• _Task statement_
Of the lines in the data below, count the ones holding the string "this", and answer with that number only.

Records excerpted from a collection:

+ + + + +

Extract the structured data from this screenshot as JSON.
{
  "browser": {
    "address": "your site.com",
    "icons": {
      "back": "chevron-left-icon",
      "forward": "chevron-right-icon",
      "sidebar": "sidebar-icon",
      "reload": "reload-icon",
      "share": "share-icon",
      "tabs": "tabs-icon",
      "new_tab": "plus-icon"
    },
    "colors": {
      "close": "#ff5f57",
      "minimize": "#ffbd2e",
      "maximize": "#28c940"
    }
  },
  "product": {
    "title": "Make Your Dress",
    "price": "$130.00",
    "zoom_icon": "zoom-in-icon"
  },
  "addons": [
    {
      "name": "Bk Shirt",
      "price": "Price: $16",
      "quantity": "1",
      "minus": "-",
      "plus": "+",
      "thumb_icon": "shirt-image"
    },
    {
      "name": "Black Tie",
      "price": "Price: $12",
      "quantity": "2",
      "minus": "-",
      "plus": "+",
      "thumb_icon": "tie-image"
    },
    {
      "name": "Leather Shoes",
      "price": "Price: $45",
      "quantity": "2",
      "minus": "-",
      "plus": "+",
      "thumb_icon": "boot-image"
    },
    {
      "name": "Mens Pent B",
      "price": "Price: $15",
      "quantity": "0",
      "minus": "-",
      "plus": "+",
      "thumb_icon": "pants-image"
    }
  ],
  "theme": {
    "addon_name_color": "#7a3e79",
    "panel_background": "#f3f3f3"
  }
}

+ + + + +

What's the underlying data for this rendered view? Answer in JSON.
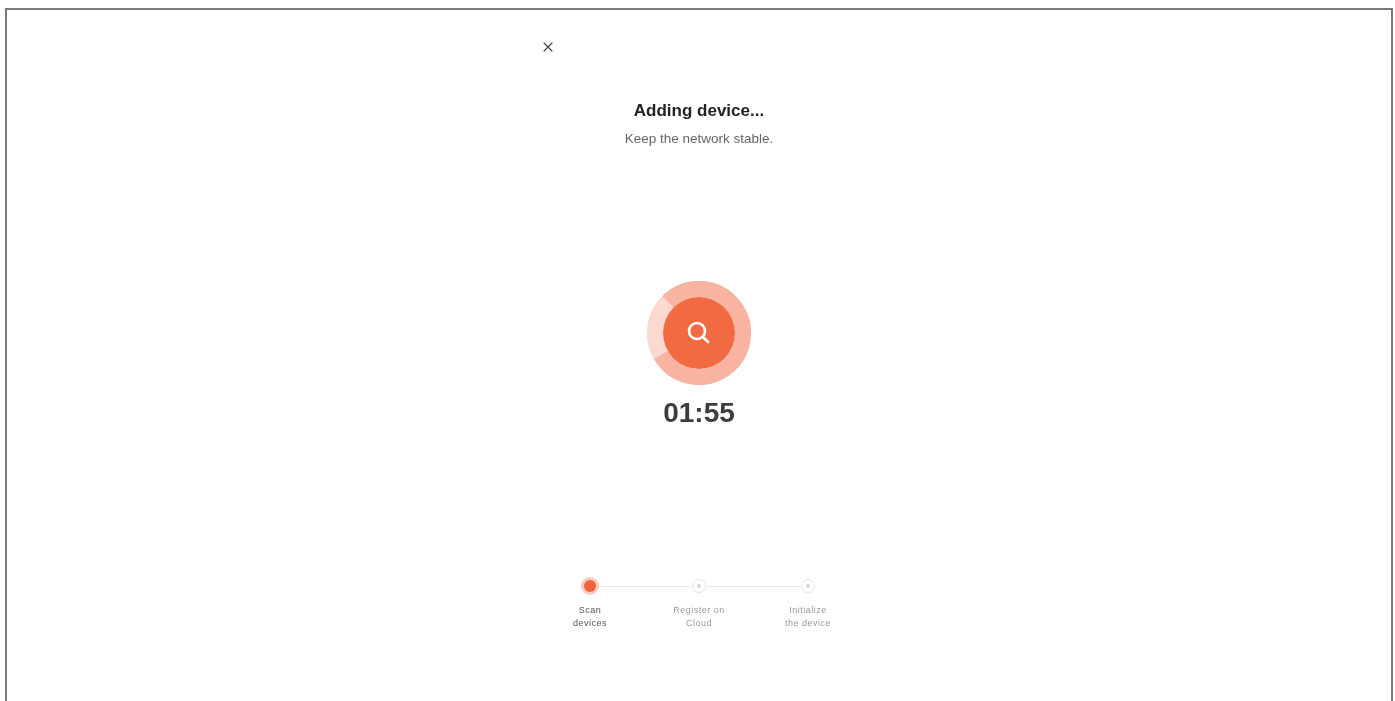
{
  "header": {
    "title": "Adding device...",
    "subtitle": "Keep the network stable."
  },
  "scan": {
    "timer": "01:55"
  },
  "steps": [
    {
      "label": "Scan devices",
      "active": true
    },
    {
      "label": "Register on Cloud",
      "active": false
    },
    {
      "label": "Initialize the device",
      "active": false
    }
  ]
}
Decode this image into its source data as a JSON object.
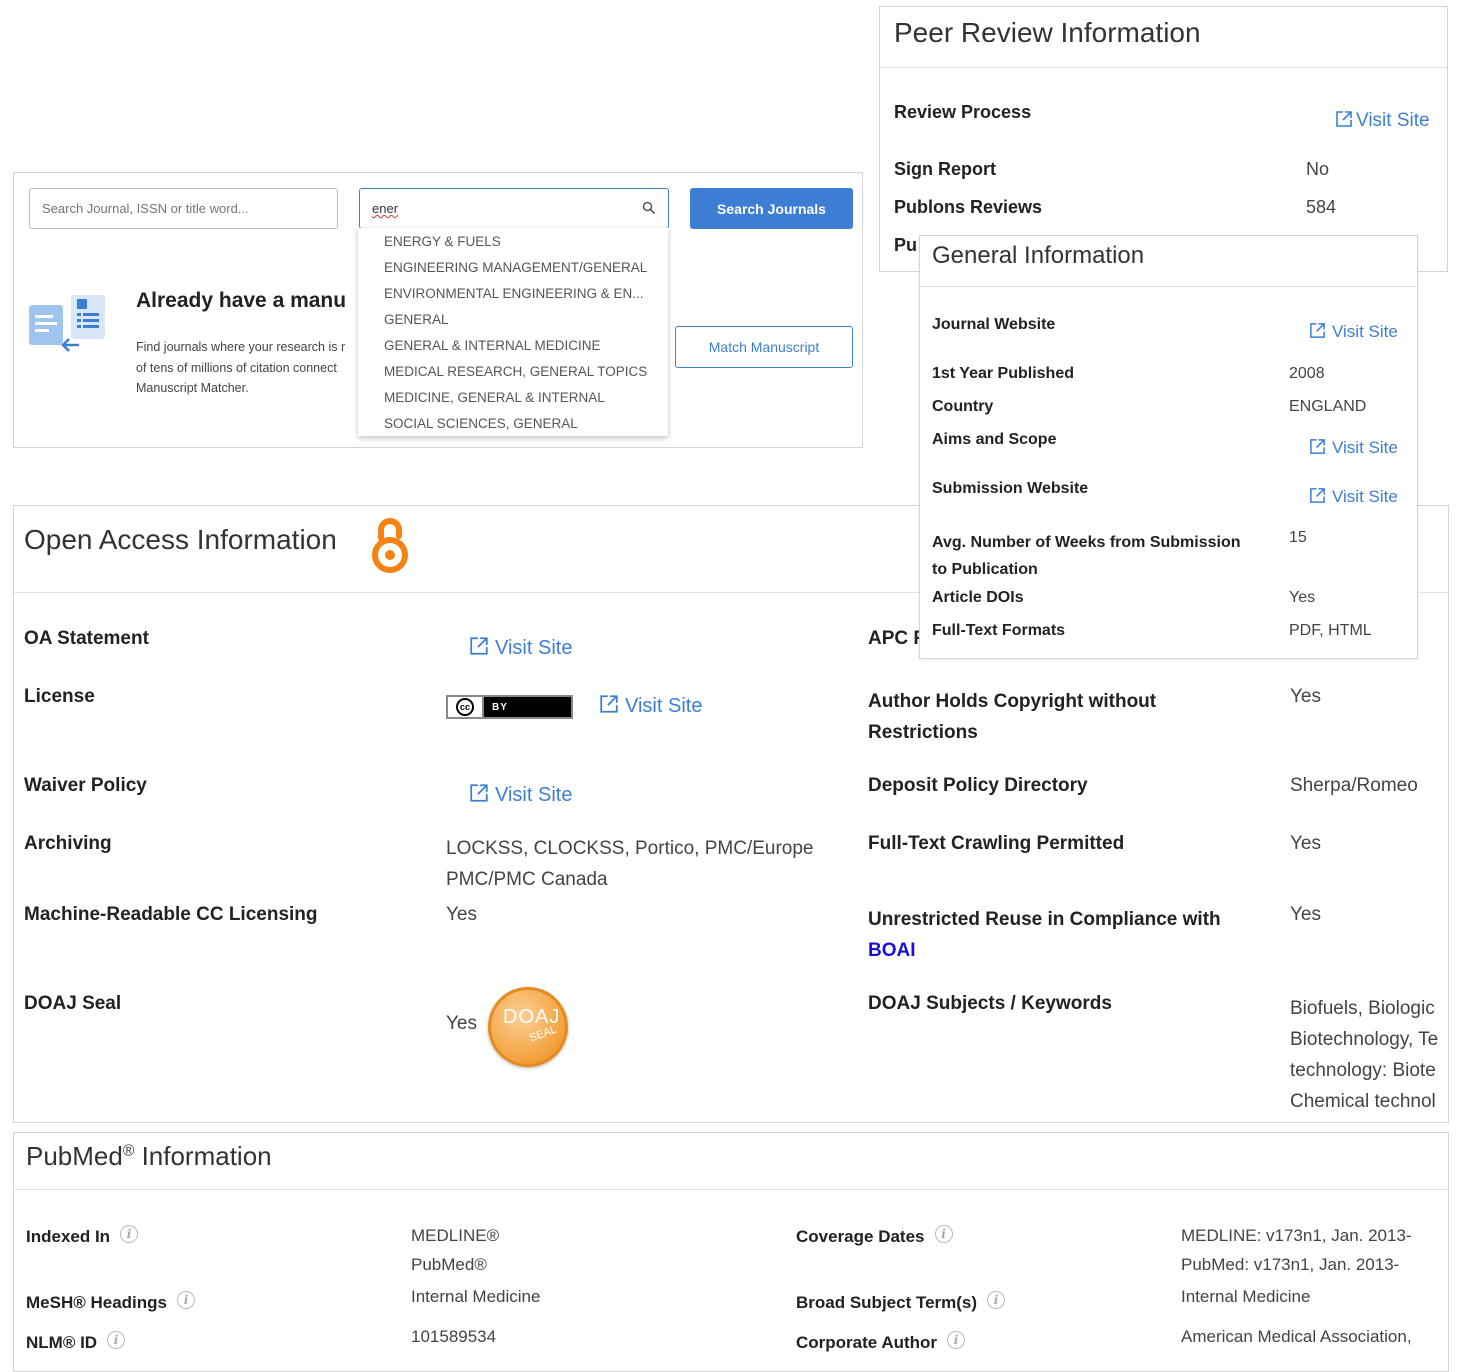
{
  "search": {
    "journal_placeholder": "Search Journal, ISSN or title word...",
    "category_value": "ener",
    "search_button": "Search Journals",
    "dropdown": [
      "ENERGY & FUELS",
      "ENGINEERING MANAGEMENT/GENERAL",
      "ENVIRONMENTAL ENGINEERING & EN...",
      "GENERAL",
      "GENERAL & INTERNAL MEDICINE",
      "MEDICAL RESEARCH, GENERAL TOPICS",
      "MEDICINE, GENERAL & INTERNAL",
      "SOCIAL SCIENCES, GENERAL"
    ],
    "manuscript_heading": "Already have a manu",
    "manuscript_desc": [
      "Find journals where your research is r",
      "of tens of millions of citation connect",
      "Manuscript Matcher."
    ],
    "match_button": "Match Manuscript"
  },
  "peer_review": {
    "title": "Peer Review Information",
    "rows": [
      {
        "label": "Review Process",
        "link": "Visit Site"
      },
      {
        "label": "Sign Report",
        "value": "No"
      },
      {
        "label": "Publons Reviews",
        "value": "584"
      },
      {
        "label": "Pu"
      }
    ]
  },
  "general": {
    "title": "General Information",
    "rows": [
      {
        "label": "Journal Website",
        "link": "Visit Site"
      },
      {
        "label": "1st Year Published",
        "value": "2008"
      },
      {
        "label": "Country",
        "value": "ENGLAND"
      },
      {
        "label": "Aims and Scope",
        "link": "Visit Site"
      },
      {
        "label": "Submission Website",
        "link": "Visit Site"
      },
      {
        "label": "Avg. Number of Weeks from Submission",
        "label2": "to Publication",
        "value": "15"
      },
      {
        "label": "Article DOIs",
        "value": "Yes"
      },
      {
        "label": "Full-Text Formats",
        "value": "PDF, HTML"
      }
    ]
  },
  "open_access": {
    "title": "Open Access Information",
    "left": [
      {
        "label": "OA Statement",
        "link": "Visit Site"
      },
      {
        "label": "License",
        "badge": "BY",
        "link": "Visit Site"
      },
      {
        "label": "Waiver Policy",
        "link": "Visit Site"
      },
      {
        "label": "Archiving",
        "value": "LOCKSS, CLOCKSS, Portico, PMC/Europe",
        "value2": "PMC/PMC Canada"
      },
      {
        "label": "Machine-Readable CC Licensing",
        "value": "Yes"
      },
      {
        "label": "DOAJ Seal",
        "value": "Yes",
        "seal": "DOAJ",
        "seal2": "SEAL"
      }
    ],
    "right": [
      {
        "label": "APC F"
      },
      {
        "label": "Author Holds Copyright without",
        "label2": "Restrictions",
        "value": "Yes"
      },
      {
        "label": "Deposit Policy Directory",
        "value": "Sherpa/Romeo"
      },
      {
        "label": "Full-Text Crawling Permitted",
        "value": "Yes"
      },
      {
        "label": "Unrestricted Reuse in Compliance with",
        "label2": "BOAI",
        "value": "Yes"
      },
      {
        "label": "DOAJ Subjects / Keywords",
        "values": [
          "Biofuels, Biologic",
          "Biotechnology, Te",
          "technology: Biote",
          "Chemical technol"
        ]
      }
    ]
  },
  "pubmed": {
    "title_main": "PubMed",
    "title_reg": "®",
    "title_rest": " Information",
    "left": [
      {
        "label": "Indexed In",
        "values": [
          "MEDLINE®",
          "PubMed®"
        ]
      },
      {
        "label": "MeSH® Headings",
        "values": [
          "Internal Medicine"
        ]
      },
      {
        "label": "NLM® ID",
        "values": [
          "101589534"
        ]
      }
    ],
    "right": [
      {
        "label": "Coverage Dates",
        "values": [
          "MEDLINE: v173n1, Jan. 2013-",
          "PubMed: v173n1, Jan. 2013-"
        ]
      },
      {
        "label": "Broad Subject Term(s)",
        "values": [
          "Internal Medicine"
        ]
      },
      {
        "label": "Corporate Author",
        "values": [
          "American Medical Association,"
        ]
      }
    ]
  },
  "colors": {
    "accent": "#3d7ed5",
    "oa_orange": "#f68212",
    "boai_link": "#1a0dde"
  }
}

+ + + + +

• _Finished task_
3